> [Records to use]:
"""
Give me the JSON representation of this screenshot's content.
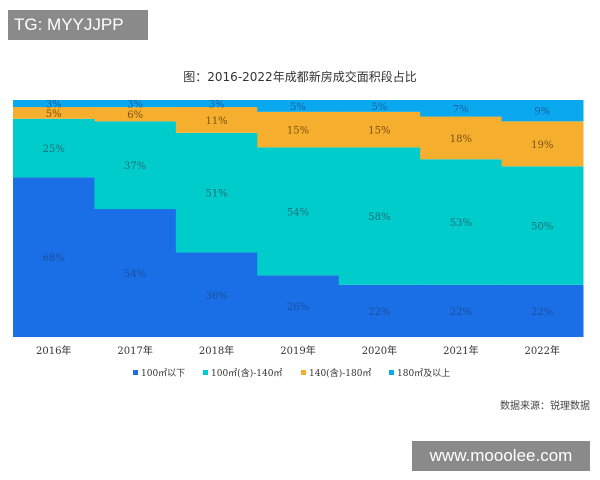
{
  "watermark_top": "TG: MYYJJPP",
  "watermark_bottom": "www.mooolee.com",
  "source": "数据来源：锐理数据",
  "chart_data": {
    "type": "bar",
    "stacked": "100%",
    "title": "图：2016-2022年成都新房成交面积段占比",
    "categories": [
      "2016年",
      "2017年",
      "2018年",
      "2019年",
      "2020年",
      "2021年",
      "2022年"
    ],
    "series": [
      {
        "name": "100㎡以下",
        "color": "#1a6fe6",
        "values": [
          68,
          54,
          36,
          26,
          22,
          22,
          22
        ]
      },
      {
        "name": "100㎡(含)-140㎡",
        "color": "#00cccc",
        "values": [
          25,
          37,
          51,
          54,
          58,
          53,
          50
        ]
      },
      {
        "name": "140(含)-180㎡",
        "color": "#f5ae2e",
        "values": [
          5,
          6,
          11,
          15,
          15,
          18,
          19
        ]
      },
      {
        "name": "180㎡及以上",
        "color": "#0aa8ee",
        "values": [
          3,
          3,
          3,
          5,
          5,
          7,
          9
        ]
      }
    ],
    "value_suffix": "%",
    "legend": "bottom",
    "grid": false
  }
}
"""
> [Instruction]: Reproduce the records above exactly, leaving out every picture they contain.

> [Answer to the exercise]:
Give me the JSON representation of this screenshot's content.
{
  "watermark_top": "TG: MYYJJPP",
  "watermark_bottom": "www.mooolee.com",
  "source": "数据来源：锐理数据",
  "chart_data": {
    "type": "bar",
    "stacked": "100%",
    "title": "图：2016-2022年成都新房成交面积段占比",
    "categories": [
      "2016年",
      "2017年",
      "2018年",
      "2019年",
      "2020年",
      "2021年",
      "2022年"
    ],
    "series": [
      {
        "name": "100㎡以下",
        "color": "#1a6fe6",
        "values": [
          68,
          54,
          36,
          26,
          22,
          22,
          22
        ]
      },
      {
        "name": "100㎡(含)-140㎡",
        "color": "#00cccc",
        "values": [
          25,
          37,
          51,
          54,
          58,
          53,
          50
        ]
      },
      {
        "name": "140(含)-180㎡",
        "color": "#f5ae2e",
        "values": [
          5,
          6,
          11,
          15,
          15,
          18,
          19
        ]
      },
      {
        "name": "180㎡及以上",
        "color": "#0aa8ee",
        "values": [
          3,
          3,
          3,
          5,
          5,
          7,
          9
        ]
      }
    ],
    "value_suffix": "%",
    "legend": "bottom",
    "grid": false
  }
}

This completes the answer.